[EXERCISE BRIEF]:
Will you quote all of the entries, word for word?

Data records:

>> start

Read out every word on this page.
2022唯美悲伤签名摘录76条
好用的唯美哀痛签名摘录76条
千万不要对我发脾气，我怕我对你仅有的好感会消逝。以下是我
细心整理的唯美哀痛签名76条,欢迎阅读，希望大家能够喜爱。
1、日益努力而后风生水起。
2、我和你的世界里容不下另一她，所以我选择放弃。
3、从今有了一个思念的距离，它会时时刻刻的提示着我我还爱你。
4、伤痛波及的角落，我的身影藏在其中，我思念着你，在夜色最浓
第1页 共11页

>> end

[RESPONSE TO THE EXERCISE]:
Read out every word on this page.
2022唯美悲伤签名摘录76条
好用的唯美哀痛签名摘录76条
千万不要对我发脾气，我怕我对你仅有的好感会消逝。以下是我
细心整理的唯美哀痛签名76条,欢迎阅读，希望大家能够喜爱。
1、日益努力而后风生水起。
2、我和你的世界里容不下另一她，所以我选择放弃。
3、从今有了一个思念的距离，它会时时刻刻的提示着我我还爱你。
4、伤痛波及的角落，我的身影藏在其中，我思念着你，在夜色最浓
第1页 共11页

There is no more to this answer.